Stored data entries
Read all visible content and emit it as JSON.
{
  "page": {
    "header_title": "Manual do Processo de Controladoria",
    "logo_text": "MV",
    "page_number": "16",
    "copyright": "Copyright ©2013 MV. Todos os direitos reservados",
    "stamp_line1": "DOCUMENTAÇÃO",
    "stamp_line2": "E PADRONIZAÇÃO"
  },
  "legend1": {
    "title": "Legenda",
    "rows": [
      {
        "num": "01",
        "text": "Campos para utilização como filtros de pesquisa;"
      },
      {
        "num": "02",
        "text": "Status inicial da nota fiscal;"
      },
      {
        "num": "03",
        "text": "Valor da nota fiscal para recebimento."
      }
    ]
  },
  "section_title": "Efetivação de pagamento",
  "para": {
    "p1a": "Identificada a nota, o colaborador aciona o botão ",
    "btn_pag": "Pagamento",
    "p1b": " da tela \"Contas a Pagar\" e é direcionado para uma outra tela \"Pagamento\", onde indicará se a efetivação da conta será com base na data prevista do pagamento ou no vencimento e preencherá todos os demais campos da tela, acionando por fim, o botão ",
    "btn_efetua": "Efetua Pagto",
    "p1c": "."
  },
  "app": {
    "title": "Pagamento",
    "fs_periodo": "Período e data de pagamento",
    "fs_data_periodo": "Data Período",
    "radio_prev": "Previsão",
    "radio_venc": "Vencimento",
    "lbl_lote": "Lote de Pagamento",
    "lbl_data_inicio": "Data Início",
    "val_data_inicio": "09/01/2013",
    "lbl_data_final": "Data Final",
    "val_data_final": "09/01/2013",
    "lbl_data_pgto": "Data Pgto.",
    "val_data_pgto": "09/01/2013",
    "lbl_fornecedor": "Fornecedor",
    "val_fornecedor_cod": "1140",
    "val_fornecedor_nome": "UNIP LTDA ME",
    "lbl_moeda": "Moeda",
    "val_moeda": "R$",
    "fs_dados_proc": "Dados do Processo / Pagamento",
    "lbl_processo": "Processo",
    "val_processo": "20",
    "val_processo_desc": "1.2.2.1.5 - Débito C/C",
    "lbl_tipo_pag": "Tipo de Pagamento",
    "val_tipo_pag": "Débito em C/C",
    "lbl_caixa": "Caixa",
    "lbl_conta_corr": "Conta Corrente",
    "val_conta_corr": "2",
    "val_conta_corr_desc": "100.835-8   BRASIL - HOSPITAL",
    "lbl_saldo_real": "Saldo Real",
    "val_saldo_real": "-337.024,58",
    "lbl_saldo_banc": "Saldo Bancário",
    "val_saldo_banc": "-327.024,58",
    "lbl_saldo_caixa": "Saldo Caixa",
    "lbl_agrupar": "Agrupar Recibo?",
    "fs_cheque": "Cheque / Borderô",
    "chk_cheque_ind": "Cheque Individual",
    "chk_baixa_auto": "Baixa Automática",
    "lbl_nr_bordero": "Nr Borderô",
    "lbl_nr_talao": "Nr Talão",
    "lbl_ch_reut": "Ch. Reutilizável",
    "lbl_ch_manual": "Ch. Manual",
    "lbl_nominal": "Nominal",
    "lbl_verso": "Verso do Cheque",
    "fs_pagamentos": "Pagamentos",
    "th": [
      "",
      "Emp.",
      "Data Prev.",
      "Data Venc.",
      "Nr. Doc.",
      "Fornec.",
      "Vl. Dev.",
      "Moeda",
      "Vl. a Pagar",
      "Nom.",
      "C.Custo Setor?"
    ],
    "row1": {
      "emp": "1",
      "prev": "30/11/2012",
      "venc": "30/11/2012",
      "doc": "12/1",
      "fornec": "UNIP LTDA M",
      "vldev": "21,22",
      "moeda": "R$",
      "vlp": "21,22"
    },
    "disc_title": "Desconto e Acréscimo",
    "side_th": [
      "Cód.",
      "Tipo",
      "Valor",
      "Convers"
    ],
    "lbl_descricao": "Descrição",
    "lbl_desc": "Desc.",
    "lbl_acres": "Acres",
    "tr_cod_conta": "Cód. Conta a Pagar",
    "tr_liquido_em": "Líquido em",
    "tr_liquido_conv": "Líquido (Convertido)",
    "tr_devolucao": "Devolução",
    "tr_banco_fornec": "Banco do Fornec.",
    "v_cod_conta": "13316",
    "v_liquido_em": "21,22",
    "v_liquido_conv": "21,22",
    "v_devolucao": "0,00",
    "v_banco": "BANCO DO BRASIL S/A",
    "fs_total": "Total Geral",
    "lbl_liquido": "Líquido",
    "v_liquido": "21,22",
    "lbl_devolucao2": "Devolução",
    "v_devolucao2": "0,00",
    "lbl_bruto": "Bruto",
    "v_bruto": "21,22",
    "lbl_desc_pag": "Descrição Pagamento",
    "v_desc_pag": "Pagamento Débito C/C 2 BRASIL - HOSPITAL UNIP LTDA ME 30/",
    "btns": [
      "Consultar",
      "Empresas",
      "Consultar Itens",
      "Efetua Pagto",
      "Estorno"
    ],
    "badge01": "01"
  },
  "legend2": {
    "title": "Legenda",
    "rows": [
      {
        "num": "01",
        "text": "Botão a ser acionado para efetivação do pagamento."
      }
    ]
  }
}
* * *
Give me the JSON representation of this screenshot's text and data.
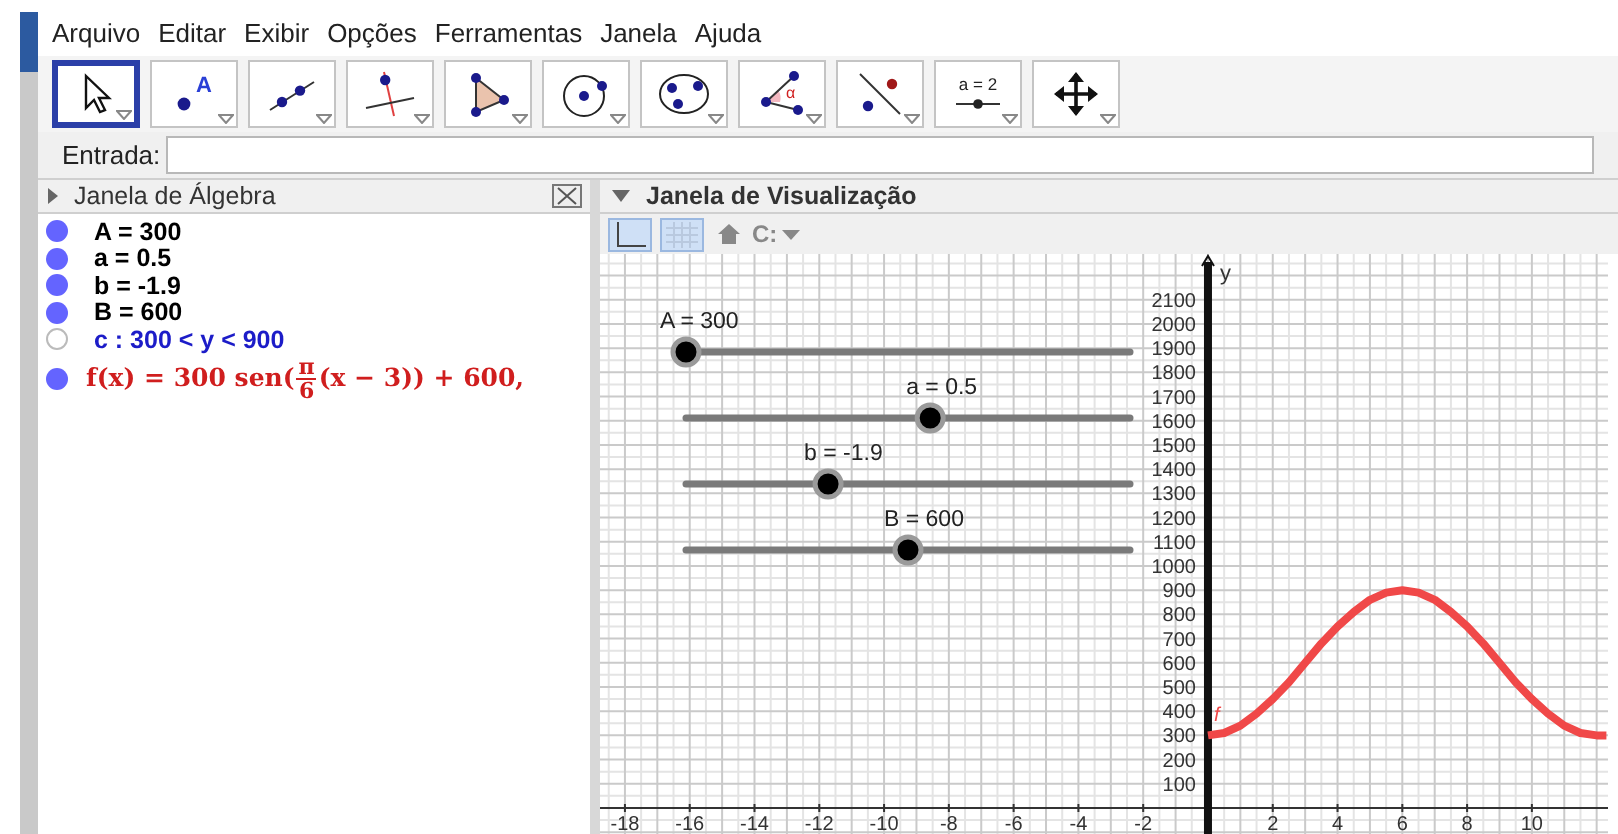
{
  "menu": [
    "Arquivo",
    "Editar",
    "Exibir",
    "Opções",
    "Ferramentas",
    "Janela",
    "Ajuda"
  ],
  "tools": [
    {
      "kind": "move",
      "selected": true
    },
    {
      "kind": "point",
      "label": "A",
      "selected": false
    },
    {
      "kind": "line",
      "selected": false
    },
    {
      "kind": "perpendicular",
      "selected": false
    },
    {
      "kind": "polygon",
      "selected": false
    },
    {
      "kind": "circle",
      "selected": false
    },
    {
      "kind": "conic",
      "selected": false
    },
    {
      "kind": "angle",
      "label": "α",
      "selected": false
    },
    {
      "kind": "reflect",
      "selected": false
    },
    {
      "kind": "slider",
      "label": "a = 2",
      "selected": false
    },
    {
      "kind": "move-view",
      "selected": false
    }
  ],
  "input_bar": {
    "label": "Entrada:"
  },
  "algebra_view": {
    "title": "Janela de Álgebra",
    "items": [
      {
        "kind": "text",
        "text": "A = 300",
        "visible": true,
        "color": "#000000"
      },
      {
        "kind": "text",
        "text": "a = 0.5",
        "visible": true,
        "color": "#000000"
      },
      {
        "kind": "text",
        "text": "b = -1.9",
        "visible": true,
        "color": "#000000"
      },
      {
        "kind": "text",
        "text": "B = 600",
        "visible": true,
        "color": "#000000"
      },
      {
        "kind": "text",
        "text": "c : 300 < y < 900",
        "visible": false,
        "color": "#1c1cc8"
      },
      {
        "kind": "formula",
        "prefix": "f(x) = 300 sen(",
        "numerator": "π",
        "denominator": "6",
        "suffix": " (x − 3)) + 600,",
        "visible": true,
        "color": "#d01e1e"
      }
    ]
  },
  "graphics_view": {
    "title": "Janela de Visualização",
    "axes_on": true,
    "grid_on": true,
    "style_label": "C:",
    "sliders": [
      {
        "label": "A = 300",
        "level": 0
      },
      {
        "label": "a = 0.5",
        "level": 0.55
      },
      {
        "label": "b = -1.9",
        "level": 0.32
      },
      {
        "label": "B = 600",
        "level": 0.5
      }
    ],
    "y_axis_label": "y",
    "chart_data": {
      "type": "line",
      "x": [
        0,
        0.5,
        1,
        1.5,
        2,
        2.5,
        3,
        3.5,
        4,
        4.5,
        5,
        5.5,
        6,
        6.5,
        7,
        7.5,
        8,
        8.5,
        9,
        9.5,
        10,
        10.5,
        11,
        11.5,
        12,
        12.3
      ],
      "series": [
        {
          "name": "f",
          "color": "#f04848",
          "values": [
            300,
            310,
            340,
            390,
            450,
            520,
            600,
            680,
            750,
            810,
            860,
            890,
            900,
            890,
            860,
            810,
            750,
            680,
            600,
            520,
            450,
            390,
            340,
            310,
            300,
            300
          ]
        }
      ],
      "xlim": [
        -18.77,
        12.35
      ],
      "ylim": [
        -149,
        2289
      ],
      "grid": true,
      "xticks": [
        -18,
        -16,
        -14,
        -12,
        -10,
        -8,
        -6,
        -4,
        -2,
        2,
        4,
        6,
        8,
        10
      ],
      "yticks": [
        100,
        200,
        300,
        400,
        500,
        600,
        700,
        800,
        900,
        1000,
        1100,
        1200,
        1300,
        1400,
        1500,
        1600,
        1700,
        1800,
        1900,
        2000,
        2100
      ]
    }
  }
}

Exercise objective
Search the data for the string "Manual" and copy each line where it appears.

Response to the exercise
    "header_title": "Manual do Processo de Controladoria",
    "lbl_ch_manual": "Ch. Manual",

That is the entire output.